INFORMATION PROVIDED:
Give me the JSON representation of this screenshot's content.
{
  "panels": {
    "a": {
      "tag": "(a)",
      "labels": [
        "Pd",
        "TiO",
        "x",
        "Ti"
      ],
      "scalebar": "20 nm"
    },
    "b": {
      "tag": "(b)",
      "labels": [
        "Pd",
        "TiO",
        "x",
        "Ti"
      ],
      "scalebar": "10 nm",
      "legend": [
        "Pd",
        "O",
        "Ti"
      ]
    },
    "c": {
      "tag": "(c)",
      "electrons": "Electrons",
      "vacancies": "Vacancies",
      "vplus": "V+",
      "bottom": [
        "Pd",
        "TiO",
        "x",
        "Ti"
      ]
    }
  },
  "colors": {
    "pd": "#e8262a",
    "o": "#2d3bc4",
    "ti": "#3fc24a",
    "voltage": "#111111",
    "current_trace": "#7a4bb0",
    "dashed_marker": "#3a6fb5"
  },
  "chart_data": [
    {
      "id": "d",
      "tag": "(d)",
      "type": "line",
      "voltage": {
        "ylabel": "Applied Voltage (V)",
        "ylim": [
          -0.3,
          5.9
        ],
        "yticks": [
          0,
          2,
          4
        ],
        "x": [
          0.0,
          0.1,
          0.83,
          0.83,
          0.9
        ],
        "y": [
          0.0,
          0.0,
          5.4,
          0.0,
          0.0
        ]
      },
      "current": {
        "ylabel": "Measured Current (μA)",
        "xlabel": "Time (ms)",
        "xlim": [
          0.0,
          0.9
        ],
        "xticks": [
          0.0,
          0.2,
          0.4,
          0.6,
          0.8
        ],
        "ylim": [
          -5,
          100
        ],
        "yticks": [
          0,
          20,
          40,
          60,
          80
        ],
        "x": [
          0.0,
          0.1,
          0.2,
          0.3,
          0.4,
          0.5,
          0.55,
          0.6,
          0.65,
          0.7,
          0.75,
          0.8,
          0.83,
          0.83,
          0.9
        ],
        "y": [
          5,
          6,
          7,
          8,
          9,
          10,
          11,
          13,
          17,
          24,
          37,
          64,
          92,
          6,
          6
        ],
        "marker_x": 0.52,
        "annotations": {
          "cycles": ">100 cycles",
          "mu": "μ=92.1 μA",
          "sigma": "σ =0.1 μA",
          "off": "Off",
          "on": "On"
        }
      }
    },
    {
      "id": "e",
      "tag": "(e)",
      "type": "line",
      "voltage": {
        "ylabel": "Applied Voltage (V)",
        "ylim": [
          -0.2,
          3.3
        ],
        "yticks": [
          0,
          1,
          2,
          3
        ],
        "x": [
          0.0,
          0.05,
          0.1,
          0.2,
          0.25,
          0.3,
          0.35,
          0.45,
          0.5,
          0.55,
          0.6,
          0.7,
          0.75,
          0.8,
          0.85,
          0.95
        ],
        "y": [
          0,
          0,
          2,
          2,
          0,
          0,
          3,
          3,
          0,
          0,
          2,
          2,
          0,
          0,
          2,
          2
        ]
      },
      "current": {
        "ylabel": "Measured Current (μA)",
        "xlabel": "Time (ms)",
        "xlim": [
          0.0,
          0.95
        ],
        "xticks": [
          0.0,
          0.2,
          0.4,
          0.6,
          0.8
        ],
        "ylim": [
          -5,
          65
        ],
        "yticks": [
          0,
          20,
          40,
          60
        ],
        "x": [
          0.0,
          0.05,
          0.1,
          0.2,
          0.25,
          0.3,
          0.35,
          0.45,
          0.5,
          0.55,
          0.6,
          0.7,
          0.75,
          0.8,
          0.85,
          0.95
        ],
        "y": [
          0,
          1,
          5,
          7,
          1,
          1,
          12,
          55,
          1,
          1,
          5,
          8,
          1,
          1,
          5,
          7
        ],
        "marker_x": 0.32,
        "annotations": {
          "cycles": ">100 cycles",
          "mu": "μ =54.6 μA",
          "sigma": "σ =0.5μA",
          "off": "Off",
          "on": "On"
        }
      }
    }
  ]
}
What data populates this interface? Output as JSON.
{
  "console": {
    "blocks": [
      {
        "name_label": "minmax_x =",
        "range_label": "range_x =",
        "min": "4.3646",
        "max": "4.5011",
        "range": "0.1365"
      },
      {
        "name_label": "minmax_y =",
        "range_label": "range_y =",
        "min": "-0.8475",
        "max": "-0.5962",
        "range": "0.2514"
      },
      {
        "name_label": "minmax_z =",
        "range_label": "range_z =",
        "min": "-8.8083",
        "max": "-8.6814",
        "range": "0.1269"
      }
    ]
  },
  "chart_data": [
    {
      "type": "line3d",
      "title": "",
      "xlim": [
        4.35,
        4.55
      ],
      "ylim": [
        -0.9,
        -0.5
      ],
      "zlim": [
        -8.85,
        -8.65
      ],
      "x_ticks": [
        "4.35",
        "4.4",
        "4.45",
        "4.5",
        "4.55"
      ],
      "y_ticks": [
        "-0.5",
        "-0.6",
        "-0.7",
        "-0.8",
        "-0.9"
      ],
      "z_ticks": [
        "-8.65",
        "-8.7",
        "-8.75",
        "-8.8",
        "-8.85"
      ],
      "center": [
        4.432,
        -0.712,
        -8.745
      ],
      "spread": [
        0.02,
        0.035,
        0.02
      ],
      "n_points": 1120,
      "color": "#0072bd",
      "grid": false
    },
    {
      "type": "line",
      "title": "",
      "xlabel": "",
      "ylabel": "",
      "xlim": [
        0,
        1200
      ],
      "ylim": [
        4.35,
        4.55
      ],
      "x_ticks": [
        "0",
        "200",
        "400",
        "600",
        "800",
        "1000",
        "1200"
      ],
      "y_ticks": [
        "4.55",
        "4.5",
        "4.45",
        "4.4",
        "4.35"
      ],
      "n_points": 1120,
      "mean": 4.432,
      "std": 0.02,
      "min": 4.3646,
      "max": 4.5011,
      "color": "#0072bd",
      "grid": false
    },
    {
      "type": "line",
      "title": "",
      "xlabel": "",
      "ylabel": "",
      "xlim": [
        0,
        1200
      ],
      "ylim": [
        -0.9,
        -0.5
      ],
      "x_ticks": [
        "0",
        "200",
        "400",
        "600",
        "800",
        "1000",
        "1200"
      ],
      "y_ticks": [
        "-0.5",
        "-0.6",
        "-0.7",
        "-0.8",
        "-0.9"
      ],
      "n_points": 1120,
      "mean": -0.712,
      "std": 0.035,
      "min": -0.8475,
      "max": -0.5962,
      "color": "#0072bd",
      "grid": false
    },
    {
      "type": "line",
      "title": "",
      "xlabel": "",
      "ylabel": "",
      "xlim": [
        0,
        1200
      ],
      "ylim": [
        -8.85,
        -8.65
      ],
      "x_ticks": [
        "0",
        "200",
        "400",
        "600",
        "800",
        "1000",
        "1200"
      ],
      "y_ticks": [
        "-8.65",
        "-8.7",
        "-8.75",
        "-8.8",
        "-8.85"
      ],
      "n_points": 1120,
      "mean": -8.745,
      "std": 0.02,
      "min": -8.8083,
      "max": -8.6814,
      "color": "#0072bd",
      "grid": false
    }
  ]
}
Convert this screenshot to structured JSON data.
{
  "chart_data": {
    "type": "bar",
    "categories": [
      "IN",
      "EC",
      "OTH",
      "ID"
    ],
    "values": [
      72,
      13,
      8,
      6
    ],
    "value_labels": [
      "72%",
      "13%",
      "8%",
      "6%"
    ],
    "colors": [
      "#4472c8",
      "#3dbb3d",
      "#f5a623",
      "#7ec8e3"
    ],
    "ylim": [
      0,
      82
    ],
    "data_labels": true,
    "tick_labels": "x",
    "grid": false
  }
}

TASK: Every line of the records that includes the word "JSON" should be gathered.

THE RESPONSE:
Give me the JSON representation of this screenshot's content.
What data populates this interface? Output as JSON.
Convert this screenshot to structured JSON data.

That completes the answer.